THE EXERCISE —
Write the records out again, precisely as they stand.

# THE INPUT start

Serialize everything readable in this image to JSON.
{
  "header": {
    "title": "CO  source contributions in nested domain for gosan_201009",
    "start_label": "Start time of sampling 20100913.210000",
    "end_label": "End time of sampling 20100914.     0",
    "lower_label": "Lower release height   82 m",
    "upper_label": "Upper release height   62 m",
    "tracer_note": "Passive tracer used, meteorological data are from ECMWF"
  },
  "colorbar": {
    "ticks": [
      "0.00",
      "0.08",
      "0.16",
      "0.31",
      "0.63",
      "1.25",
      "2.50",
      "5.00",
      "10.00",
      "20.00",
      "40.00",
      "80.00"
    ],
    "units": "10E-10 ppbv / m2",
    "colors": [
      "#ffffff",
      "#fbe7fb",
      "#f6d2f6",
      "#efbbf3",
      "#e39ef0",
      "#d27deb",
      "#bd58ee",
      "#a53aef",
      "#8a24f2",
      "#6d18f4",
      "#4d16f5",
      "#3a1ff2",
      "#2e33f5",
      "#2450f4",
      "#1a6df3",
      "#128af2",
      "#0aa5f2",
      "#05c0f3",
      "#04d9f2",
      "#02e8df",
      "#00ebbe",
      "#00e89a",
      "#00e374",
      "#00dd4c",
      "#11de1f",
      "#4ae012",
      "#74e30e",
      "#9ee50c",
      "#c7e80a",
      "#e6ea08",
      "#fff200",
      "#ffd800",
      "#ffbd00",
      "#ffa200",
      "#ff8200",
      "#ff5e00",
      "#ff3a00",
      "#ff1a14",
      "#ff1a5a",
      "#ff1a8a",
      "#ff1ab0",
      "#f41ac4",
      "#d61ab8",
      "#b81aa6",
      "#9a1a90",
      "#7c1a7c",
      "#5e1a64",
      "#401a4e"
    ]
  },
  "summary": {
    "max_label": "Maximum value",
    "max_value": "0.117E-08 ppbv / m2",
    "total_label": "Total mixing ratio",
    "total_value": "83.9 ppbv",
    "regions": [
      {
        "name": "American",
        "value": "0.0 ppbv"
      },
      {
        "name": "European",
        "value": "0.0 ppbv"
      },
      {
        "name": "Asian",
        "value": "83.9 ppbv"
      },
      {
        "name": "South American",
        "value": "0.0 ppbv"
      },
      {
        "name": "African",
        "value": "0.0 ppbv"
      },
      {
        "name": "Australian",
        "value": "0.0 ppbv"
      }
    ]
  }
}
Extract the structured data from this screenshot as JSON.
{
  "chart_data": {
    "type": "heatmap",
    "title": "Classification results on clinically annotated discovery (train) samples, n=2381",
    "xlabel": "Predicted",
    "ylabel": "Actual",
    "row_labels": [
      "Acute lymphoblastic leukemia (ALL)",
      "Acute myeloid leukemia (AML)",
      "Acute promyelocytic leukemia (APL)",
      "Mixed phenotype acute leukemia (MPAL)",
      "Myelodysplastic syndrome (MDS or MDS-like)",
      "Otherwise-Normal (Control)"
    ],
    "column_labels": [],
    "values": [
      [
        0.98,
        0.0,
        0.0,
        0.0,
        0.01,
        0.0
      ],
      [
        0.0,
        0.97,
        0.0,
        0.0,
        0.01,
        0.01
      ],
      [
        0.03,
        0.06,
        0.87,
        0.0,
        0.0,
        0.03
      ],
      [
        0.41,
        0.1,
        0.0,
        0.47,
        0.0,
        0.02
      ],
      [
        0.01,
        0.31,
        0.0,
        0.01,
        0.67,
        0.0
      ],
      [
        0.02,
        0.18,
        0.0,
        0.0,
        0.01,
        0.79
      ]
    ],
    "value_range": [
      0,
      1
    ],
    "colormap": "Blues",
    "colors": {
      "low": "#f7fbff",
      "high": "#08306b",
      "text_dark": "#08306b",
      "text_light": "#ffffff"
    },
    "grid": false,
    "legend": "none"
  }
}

# THE INPUT end

THE RESULT —
Serialize everything readable in this image to JSON.
{
  "header": {
    "title": "CO  source contributions in nested domain for gosan_201009",
    "start_label": "Start time of sampling 20100913.210000",
    "end_label": "End time of sampling 20100914.     0",
    "lower_label": "Lower release height   82 m",
    "upper_label": "Upper release height   62 m",
    "tracer_note": "Passive tracer used, meteorological data are from ECMWF"
  },
  "colorbar": {
    "ticks": [
      "0.00",
      "0.08",
      "0.16",
      "0.31",
      "0.63",
      "1.25",
      "2.50",
      "5.00",
      "10.00",
      "20.00",
      "40.00",
      "80.00"
    ],
    "units": "10E-10 ppbv / m2",
    "colors": [
      "#ffffff",
      "#fbe7fb",
      "#f6d2f6",
      "#efbbf3",
      "#e39ef0",
      "#d27deb",
      "#bd58ee",
      "#a53aef",
      "#8a24f2",
      "#6d18f4",
      "#4d16f5",
      "#3a1ff2",
      "#2e33f5",
      "#2450f4",
      "#1a6df3",
      "#128af2",
      "#0aa5f2",
      "#05c0f3",
      "#04d9f2",
      "#02e8df",
      "#00ebbe",
      "#00e89a",
      "#00e374",
      "#00dd4c",
      "#11de1f",
      "#4ae012",
      "#74e30e",
      "#9ee50c",
      "#c7e80a",
      "#e6ea08",
      "#fff200",
      "#ffd800",
      "#ffbd00",
      "#ffa200",
      "#ff8200",
      "#ff5e00",
      "#ff3a00",
      "#ff1a14",
      "#ff1a5a",
      "#ff1a8a",
      "#ff1ab0",
      "#f41ac4",
      "#d61ab8",
      "#b81aa6",
      "#9a1a90",
      "#7c1a7c",
      "#5e1a64",
      "#401a4e"
    ]
  },
  "summary": {
    "max_label": "Maximum value",
    "max_value": "0.117E-08 ppbv / m2",
    "total_label": "Total mixing ratio",
    "total_value": "83.9 ppbv",
    "regions": [
      {
        "name": "American",
        "value": "0.0 ppbv"
      },
      {
        "name": "European",
        "value": "0.0 ppbv"
      },
      {
        "name": "Asian",
        "value": "83.9 ppbv"
      },
      {
        "name": "South American",
        "value": "0.0 ppbv"
      },
      {
        "name": "African",
        "value": "0.0 ppbv"
      },
      {
        "name": "Australian",
        "value": "0.0 ppbv"
      }
    ]
  }
}
Extract the structured data from this screenshot as JSON.
{
  "chart_data": {
    "type": "heatmap",
    "title": "Classification results on clinically annotated discovery (train) samples, n=2381",
    "xlabel": "Predicted",
    "ylabel": "Actual",
    "row_labels": [
      "Acute lymphoblastic leukemia (ALL)",
      "Acute myeloid leukemia (AML)",
      "Acute promyelocytic leukemia (APL)",
      "Mixed phenotype acute leukemia (MPAL)",
      "Myelodysplastic syndrome (MDS or MDS-like)",
      "Otherwise-Normal (Control)"
    ],
    "column_labels": [],
    "values": [
      [
        0.98,
        0.0,
        0.0,
        0.0,
        0.01,
        0.0
      ],
      [
        0.0,
        0.97,
        0.0,
        0.0,
        0.01,
        0.01
      ],
      [
        0.03,
        0.06,
        0.87,
        0.0,
        0.0,
        0.03
      ],
      [
        0.41,
        0.1,
        0.0,
        0.47,
        0.0,
        0.02
      ],
      [
        0.01,
        0.31,
        0.0,
        0.01,
        0.67,
        0.0
      ],
      [
        0.02,
        0.18,
        0.0,
        0.0,
        0.01,
        0.79
      ]
    ],
    "value_range": [
      0,
      1
    ],
    "colormap": "Blues",
    "colors": {
      "low": "#f7fbff",
      "high": "#08306b",
      "text_dark": "#08306b",
      "text_light": "#ffffff"
    },
    "grid": false,
    "legend": "none"
  }
}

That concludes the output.